- Your instructions:
Note each line of the listing that contains the string "peut", and copy it.

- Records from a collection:
++++

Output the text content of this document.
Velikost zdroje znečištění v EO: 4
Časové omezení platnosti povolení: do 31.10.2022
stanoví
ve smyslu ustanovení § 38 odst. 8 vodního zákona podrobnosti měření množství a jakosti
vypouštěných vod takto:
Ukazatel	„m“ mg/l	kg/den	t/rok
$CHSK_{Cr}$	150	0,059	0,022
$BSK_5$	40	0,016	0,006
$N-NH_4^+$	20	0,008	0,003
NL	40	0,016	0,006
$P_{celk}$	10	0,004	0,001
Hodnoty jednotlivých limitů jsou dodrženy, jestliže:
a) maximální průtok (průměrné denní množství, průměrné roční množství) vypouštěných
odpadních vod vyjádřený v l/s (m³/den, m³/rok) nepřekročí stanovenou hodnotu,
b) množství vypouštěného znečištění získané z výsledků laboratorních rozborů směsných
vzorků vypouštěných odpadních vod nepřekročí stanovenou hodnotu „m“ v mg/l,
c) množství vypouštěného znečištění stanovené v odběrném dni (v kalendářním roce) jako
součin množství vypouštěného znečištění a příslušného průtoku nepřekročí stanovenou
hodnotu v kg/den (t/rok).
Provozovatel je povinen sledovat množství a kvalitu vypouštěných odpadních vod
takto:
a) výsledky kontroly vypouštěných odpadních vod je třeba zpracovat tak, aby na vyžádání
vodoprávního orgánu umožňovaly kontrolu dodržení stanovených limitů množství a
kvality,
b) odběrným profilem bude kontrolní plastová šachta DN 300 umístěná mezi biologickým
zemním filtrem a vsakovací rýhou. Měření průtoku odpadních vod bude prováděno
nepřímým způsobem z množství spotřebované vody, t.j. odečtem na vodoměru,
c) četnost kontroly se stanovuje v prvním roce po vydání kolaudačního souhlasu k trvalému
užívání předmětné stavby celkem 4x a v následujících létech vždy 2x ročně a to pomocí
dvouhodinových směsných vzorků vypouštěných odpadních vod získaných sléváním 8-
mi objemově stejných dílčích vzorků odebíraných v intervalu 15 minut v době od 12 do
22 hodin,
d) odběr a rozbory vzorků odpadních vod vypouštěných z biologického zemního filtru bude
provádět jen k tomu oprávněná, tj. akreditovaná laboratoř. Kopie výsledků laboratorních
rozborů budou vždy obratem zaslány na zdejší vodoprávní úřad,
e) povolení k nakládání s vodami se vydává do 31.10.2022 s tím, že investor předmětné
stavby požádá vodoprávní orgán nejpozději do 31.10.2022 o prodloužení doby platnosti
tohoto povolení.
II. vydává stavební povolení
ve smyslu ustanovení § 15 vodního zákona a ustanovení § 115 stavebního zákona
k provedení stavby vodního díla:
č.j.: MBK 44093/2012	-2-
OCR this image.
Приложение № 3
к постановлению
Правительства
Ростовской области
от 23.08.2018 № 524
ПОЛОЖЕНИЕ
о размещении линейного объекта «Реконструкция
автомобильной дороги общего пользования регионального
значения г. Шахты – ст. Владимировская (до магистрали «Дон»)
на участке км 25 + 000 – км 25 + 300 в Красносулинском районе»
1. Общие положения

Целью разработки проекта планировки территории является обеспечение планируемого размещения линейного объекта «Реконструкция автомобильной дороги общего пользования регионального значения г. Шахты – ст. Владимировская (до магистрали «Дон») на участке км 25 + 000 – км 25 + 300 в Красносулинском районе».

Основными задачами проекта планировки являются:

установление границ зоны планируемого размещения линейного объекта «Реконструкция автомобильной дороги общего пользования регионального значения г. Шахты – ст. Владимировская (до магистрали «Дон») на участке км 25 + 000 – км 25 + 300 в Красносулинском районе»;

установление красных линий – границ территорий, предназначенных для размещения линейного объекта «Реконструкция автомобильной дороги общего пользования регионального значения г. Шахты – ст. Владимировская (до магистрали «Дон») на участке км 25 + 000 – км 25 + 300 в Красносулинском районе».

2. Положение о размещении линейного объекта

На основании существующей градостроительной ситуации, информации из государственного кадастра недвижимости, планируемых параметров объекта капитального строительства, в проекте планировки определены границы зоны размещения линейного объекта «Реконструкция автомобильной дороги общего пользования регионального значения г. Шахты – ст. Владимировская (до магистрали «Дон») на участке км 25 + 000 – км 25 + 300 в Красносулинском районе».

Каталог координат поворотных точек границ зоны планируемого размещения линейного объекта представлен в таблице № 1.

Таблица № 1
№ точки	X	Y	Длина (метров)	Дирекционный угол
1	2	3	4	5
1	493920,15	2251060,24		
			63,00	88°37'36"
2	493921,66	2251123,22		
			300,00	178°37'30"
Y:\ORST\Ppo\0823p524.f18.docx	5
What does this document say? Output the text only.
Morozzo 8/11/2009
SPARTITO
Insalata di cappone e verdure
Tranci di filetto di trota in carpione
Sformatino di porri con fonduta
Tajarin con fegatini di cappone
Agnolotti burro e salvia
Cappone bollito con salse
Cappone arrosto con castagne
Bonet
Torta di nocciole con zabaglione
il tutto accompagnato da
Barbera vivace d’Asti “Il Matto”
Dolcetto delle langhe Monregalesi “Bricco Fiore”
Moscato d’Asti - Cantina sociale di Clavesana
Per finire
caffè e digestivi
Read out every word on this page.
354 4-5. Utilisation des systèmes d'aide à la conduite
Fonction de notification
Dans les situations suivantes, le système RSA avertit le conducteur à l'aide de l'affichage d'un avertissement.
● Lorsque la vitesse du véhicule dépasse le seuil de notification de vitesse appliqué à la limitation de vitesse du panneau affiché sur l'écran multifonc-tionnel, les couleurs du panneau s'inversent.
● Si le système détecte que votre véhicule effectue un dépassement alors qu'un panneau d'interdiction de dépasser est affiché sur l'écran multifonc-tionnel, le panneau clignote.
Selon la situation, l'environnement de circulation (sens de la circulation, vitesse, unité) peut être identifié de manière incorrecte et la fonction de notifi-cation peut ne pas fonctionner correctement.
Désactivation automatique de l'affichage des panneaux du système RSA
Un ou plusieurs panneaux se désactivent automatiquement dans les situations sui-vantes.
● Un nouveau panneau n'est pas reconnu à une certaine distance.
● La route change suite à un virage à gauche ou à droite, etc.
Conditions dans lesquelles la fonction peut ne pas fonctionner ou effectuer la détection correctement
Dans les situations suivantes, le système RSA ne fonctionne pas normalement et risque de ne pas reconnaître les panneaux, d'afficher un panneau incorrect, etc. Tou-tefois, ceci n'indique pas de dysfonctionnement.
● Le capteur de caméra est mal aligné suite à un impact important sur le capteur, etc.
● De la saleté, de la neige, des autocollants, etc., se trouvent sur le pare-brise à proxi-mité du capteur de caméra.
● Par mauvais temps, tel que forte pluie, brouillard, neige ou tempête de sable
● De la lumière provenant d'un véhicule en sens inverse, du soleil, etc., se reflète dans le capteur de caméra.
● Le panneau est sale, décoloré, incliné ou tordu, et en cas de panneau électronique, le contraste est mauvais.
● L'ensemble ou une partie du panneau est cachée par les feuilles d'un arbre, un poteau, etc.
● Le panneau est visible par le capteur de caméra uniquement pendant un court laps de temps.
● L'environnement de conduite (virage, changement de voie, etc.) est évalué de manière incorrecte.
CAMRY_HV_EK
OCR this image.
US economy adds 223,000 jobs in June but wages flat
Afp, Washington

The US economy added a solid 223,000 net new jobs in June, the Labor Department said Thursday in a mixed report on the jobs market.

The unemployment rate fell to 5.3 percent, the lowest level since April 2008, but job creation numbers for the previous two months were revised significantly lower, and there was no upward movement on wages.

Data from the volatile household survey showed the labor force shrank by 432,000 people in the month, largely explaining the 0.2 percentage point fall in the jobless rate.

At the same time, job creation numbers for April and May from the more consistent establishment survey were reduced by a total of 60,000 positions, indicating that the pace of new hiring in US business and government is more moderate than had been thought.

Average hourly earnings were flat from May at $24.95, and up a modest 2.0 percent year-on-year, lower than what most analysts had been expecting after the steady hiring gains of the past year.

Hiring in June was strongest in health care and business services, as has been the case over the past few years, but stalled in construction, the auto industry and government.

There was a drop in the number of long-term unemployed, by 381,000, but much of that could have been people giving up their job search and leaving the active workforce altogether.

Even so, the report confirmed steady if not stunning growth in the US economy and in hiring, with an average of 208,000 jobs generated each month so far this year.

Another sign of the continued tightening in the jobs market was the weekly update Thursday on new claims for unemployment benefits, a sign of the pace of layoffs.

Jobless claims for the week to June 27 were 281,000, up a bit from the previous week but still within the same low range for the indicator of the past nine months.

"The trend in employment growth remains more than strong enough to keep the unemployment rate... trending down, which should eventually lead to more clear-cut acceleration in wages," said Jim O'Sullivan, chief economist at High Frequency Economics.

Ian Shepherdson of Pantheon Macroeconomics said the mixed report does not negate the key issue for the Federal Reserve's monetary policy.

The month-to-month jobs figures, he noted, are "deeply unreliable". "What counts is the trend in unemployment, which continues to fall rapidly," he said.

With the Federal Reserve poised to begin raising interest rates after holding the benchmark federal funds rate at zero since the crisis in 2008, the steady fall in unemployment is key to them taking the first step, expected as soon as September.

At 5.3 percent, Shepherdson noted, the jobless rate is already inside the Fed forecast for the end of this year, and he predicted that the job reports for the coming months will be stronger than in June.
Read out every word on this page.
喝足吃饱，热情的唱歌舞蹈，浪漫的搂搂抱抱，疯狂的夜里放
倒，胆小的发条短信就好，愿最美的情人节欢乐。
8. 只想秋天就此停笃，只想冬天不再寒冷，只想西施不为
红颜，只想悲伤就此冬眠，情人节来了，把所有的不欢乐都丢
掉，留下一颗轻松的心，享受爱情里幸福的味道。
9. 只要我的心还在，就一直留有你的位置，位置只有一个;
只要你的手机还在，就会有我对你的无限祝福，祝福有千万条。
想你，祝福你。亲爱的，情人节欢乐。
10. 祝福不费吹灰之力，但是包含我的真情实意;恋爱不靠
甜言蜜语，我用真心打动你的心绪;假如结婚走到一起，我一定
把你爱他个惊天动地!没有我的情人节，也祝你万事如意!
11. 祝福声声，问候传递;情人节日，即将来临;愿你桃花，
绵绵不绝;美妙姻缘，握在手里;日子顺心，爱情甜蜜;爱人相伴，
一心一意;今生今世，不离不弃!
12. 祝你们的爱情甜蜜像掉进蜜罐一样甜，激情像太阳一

++++

- Solution for this task:
Selon la situation, l'environnement de circulation (sens de la circulation, vitesse, unité) peut être identifié de manière incorrecte et la fonction de notifi-cation peut ne pas fonctionner correctement.
Conditions dans lesquelles la fonction peut ne pas fonctionner ou effectuer la détection correctement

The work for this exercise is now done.